LISTING:

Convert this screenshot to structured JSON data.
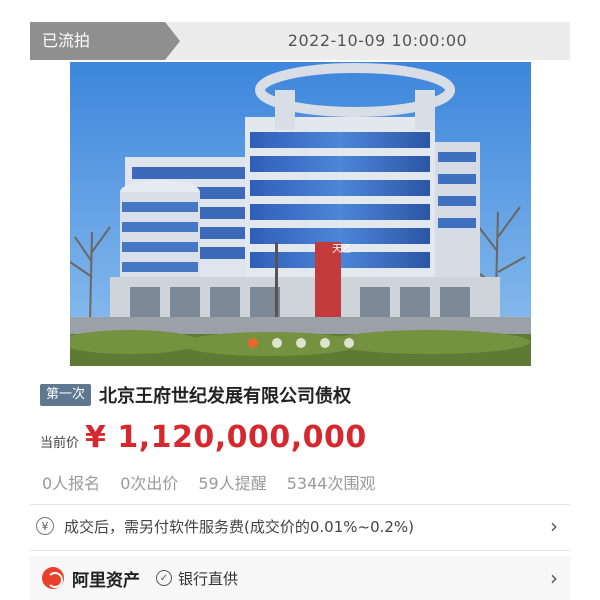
{
  "status": {
    "tag": "已流拍",
    "time": "2022-10-09 10:00:00"
  },
  "gallery": {
    "slide_count": 5,
    "active_index": 0,
    "accent_color": "#e9682a",
    "sign_text": "天乙"
  },
  "item": {
    "round_badge": "第一次",
    "title": "北京王府世纪发展有限公司债权"
  },
  "price": {
    "label": "当前价",
    "value": "¥ 1,120,000,000",
    "color": "#d6282f"
  },
  "stats": [
    {
      "text": "0人报名"
    },
    {
      "text": "0次出价"
    },
    {
      "text": "59人提醒"
    },
    {
      "text": "5344次围观"
    }
  ],
  "fee": {
    "icon_glyph": "¥",
    "text": "成交后，需另付软件服务费(成交价的0.01%~0.2%)",
    "chevron": "›"
  },
  "footer": {
    "platform": "阿里资产",
    "check_glyph": "✓",
    "bank_text": "银行直供",
    "chevron": "›",
    "brand_color": "#e8402b"
  }
}
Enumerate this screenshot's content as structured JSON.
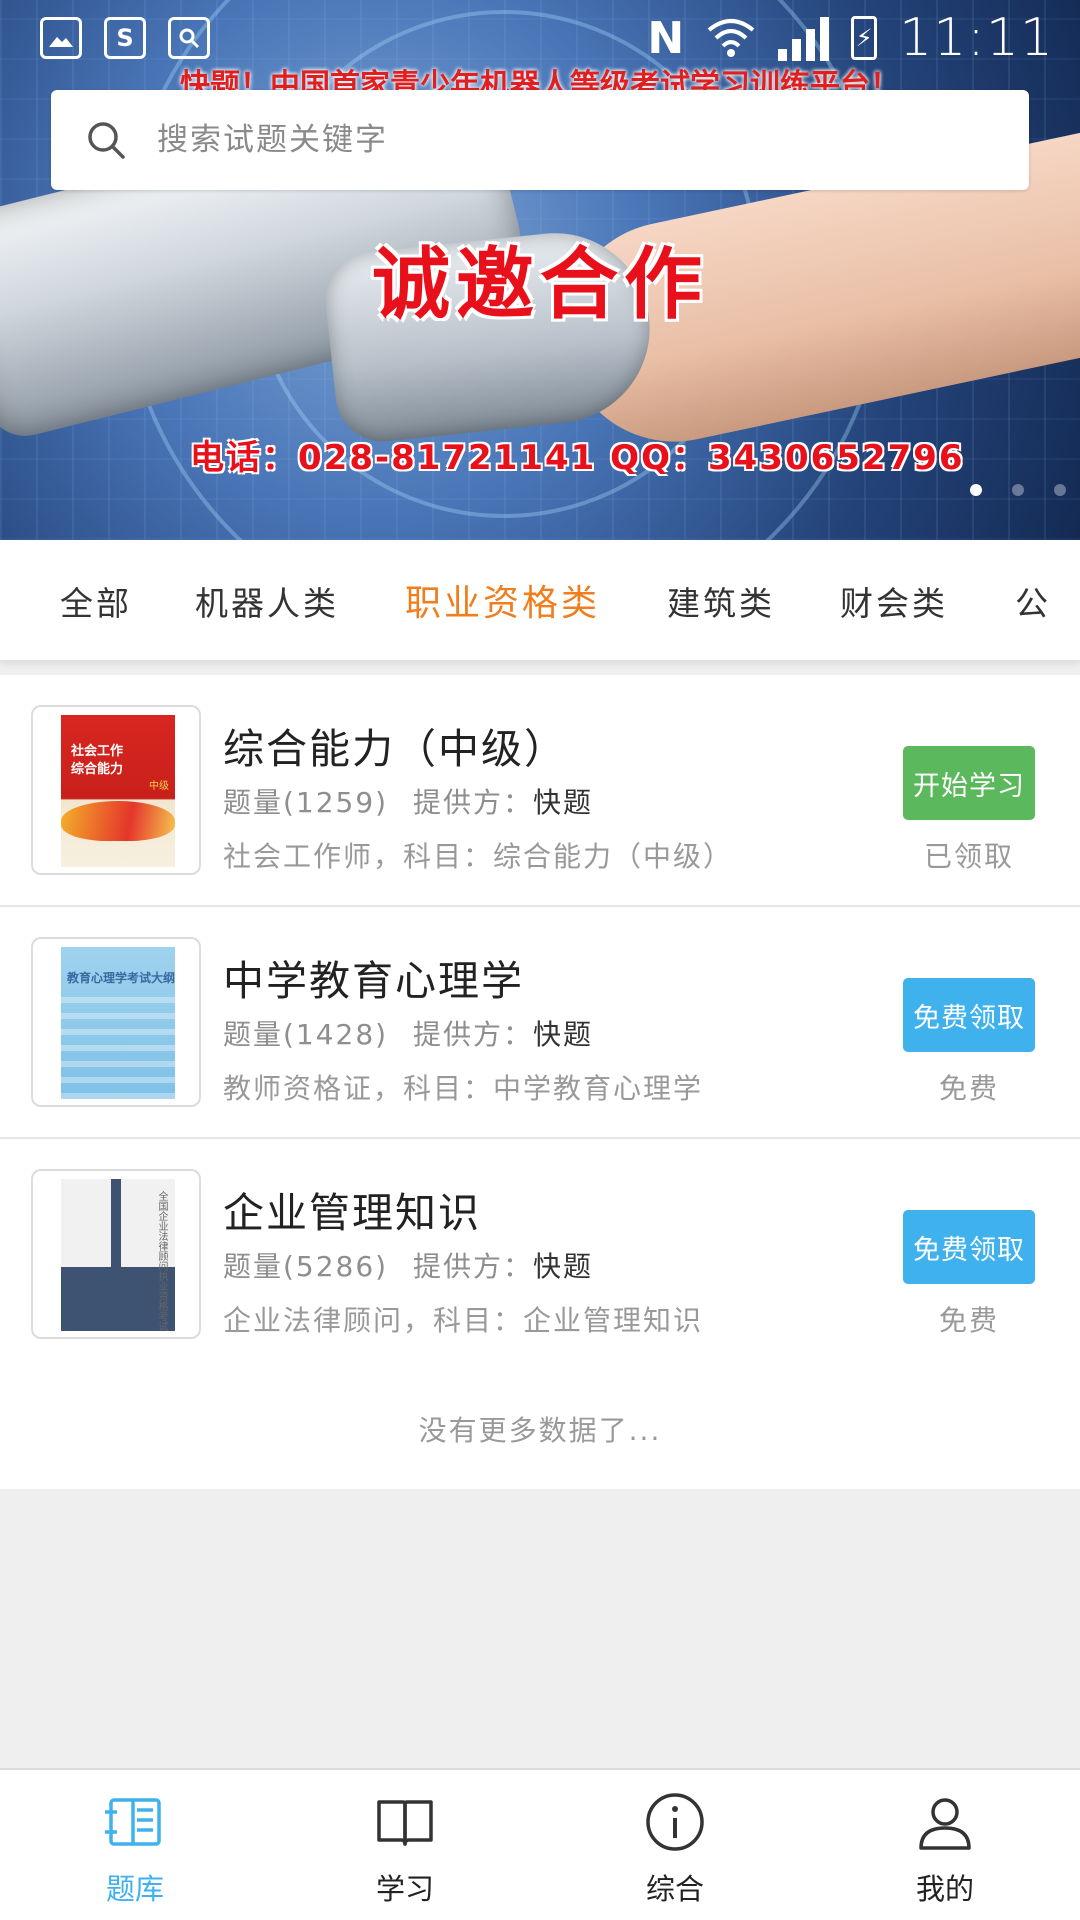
{
  "status_bar": {
    "time": "11:11",
    "network_label": "N"
  },
  "banner": {
    "top_text": "快题！中国首家青少年机器人等级考试学习训练平台！",
    "title": "诚邀合作",
    "contact": "电话：028-81721141 QQ：3430652796",
    "slide_count": 3,
    "active_slide": 1
  },
  "search": {
    "placeholder": "搜索试题关键字",
    "value": ""
  },
  "tabs": [
    {
      "label": "全部",
      "active": false
    },
    {
      "label": "机器人类",
      "active": false
    },
    {
      "label": "职业资格类",
      "active": true
    },
    {
      "label": "建筑类",
      "active": false
    },
    {
      "label": "财会类",
      "active": false
    },
    {
      "label": "公",
      "active": false
    }
  ],
  "items": [
    {
      "title": "综合能力（中级）",
      "count_label": "题量(1259)",
      "provider_label": "提供方：",
      "provider": "快题",
      "subject": "社会工作师，科目：综合能力（中级）",
      "button": "开始学习",
      "button_color": "#5cb85c",
      "status": "已领取",
      "cover_text": "社会工作\n综合能力",
      "cover_tag": "中级"
    },
    {
      "title": "中学教育心理学",
      "count_label": "题量(1428)",
      "provider_label": "提供方：",
      "provider": "快题",
      "subject": "教师资格证，科目：中学教育心理学",
      "button": "免费领取",
      "button_color": "#3fb2ee",
      "status": "免费",
      "cover_text": "教育心理学考试大纲"
    },
    {
      "title": "企业管理知识",
      "count_label": "题量(5286)",
      "provider_label": "提供方：",
      "provider": "快题",
      "subject": "企业法律顾问，科目：企业管理知识",
      "button": "免费领取",
      "button_color": "#3fb2ee",
      "status": "免费",
      "cover_text": "全国企业法律顾问执业资格考试"
    }
  ],
  "list_footer": "没有更多数据了...",
  "bottom_nav": [
    {
      "label": "题库",
      "icon": "question-bank-icon",
      "active": true
    },
    {
      "label": "学习",
      "icon": "book-icon",
      "active": false
    },
    {
      "label": "综合",
      "icon": "info-icon",
      "active": false
    },
    {
      "label": "我的",
      "icon": "profile-icon",
      "active": false
    }
  ],
  "colors": {
    "accent_orange": "#f07e1d",
    "accent_blue": "#3fb2ee",
    "green": "#5cb85c"
  }
}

STATED EXERCISE: Restate the data above word for word. Skip every picture.

RIGHT ANSWER:
Convert this screenshot to structured JSON data.
{
  "status": {
    "tag": "已流拍",
    "time": "2022-10-09 10:00:00"
  },
  "gallery": {
    "slide_count": 5,
    "active_index": 0,
    "accent_color": "#e9682a",
    "sign_text": "天乙"
  },
  "item": {
    "round_badge": "第一次",
    "title": "北京王府世纪发展有限公司债权"
  },
  "price": {
    "label": "当前价",
    "value": "¥ 1,120,000,000",
    "color": "#d6282f"
  },
  "stats": [
    {
      "text": "0人报名"
    },
    {
      "text": "0次出价"
    },
    {
      "text": "59人提醒"
    },
    {
      "text": "5344次围观"
    }
  ],
  "fee": {
    "icon_glyph": "¥",
    "text": "成交后，需另付软件服务费(成交价的0.01%~0.2%)",
    "chevron": "›"
  },
  "footer": {
    "platform": "阿里资产",
    "check_glyph": "✓",
    "bank_text": "银行直供",
    "chevron": "›",
    "brand_color": "#e8402b"
  }
}
Enumerate this screenshot's content as structured JSON.
{
  "status_bar": {
    "time": "11:11",
    "network_label": "N"
  },
  "banner": {
    "top_text": "快题！中国首家青少年机器人等级考试学习训练平台！",
    "title": "诚邀合作",
    "contact": "电话：028-81721141 QQ：3430652796",
    "slide_count": 3,
    "active_slide": 1
  },
  "search": {
    "placeholder": "搜索试题关键字",
    "value": ""
  },
  "tabs": [
    {
      "label": "全部",
      "active": false
    },
    {
      "label": "机器人类",
      "active": false
    },
    {
      "label": "职业资格类",
      "active": true
    },
    {
      "label": "建筑类",
      "active": false
    },
    {
      "label": "财会类",
      "active": false
    },
    {
      "label": "公",
      "active": false
    }
  ],
  "items": [
    {
      "title": "综合能力（中级）",
      "count_label": "题量(1259)",
      "provider_label": "提供方：",
      "provider": "快题",
      "subject": "社会工作师，科目：综合能力（中级）",
      "button": "开始学习",
      "button_color": "#5cb85c",
      "status": "已领取",
      "cover_text": "社会工作\n综合能力",
      "cover_tag": "中级"
    },
    {
      "title": "中学教育心理学",
      "count_label": "题量(1428)",
      "provider_label": "提供方：",
      "provider": "快题",
      "subject": "教师资格证，科目：中学教育心理学",
      "button": "免费领取",
      "button_color": "#3fb2ee",
      "status": "免费",
      "cover_text": "教育心理学考试大纲"
    },
    {
      "title": "企业管理知识",
      "count_label": "题量(5286)",
      "provider_label": "提供方：",
      "provider": "快题",
      "subject": "企业法律顾问，科目：企业管理知识",
      "button": "免费领取",
      "button_color": "#3fb2ee",
      "status": "免费",
      "cover_text": "全国企业法律顾问执业资格考试"
    }
  ],
  "list_footer": "没有更多数据了...",
  "bottom_nav": [
    {
      "label": "题库",
      "icon": "question-bank-icon",
      "active": true
    },
    {
      "label": "学习",
      "icon": "book-icon",
      "active": false
    },
    {
      "label": "综合",
      "icon": "info-icon",
      "active": false
    },
    {
      "label": "我的",
      "icon": "profile-icon",
      "active": false
    }
  ],
  "colors": {
    "accent_orange": "#f07e1d",
    "accent_blue": "#3fb2ee",
    "green": "#5cb85c"
  }
}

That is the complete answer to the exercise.